→ **REQUIRED WORK**:
Answer these questions from the benchmarks text:
(a) What is Docker used for?
(b) Which file lists a scenario's additional dependencies?
(c) In the threading scenario, what two things does the NoopWriter do?

[EXTRACTED TEXT Boundary: Start]

Benchmarks

These benchmarks are intended to provide stable and reproducible measurements of the performance characteristics of the ddtrace library. A scenario is defined using a simple Python framework. Docker is used to build images for the execution of scenarios against different versions of ddtrace.

Framework

A scenario requires:

  • scenario.py: implements a class for running a benchmark

  • config.yaml: specifies one or more sets of configuration variables for the benchmark

  • requirements_scenario.txt: any additional dependencies

The scenario class inherits from bm.Scenario and includes the configurable variables using bm.var. The execution of the benchmark uses the run() generator function to yield a function that will handle the execution of a specified number of loops.

Example

scenario.py

import bm


class MyScenario(bm.Scenario):
    size = bm.var(type=int)

    def run(self):
        size = self.size

        def bm(loops):
            for _ in range(loops):
                2 ** size

        yield bm

config.yaml

small-size:
  size: 10
large-size:
  size: 1000
huge-size:
  size: 1000000

Run scenario

The scenario can be run using the built image to compare two versions of the library and save the results in a local artifacts folder:

scripts/perf-run-scenario <scenario> <version> <version> <artifacts>

The version specifiers can reference published versions on PyPI or git repositories.

Example:

scripts/perf-run-scenario span ddtrace==0.50.0 ddtrace==0.51.0 ./artifacts/
scripts/perf-run-scenario span Datadog/dd-trace-py@master Datadog/dd-trace-py@my-feature ./artifacts/

Scenarios

threading

This benchmark test is used to simulate the creation, encoding, and flushing of traces in threaded environments.

It uses a concurrent.futures.ThreadPool to manage the total number of workers.

The only modification to the tracing workflow that has been made is using a NoopWriter which does not start a background thread and drops traces on writer.write. This means we skip encoding, queuing, and flushing payloads to the agent, but we will still use the span processors.

[EXTRACTED TEXT Boundary: End]
[DATASET ENTRIES Boundary: Start]

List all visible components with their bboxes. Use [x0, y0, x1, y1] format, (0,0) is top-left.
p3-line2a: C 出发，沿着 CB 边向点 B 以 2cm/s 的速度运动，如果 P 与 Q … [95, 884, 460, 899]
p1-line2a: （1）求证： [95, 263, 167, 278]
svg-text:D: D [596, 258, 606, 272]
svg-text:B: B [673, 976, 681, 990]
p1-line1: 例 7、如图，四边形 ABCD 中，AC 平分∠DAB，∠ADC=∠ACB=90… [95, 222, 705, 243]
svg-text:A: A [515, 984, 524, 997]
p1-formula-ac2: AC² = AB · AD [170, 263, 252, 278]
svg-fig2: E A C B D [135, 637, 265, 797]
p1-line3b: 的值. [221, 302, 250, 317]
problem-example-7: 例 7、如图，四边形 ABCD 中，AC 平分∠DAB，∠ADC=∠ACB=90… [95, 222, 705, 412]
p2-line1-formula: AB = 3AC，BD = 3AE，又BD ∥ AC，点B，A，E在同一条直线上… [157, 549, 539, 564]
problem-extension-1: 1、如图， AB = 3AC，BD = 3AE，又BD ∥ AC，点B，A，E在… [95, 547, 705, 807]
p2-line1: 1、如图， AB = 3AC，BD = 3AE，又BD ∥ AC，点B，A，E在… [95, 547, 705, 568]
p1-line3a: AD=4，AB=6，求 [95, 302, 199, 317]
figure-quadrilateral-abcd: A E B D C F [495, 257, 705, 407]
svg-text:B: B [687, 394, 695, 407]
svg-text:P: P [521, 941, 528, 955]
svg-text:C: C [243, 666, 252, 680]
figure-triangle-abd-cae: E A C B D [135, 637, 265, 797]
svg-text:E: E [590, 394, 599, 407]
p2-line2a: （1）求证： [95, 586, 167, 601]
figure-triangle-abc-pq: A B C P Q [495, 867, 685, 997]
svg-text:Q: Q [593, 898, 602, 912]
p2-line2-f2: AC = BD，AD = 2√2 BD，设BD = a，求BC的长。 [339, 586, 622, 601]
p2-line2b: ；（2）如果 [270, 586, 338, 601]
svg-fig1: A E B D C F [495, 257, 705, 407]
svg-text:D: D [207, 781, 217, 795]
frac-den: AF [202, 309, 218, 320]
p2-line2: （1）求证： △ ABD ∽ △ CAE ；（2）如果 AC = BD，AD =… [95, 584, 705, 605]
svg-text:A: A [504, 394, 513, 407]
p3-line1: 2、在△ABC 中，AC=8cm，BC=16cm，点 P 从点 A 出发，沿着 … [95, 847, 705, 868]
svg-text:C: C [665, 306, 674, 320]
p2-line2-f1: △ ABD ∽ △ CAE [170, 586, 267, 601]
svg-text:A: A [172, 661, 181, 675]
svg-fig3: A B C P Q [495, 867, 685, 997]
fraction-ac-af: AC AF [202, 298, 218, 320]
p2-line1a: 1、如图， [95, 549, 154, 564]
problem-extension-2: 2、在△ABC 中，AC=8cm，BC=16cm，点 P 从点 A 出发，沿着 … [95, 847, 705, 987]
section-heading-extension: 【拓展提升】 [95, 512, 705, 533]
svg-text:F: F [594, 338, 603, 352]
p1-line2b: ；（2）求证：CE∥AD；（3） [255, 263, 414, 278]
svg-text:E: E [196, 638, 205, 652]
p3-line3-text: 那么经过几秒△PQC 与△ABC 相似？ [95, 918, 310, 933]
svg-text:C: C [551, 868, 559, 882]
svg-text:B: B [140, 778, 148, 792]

[DATASET ENTRIES Boundary: End]

→ **REPLY TO THE EXERCISE**:
(a) Docker builds images for running scenarios against different versions of ddtrace.
(b) requirements_scenario.txt.
(c) It does not start a background thread, and it drops traces on writer.write.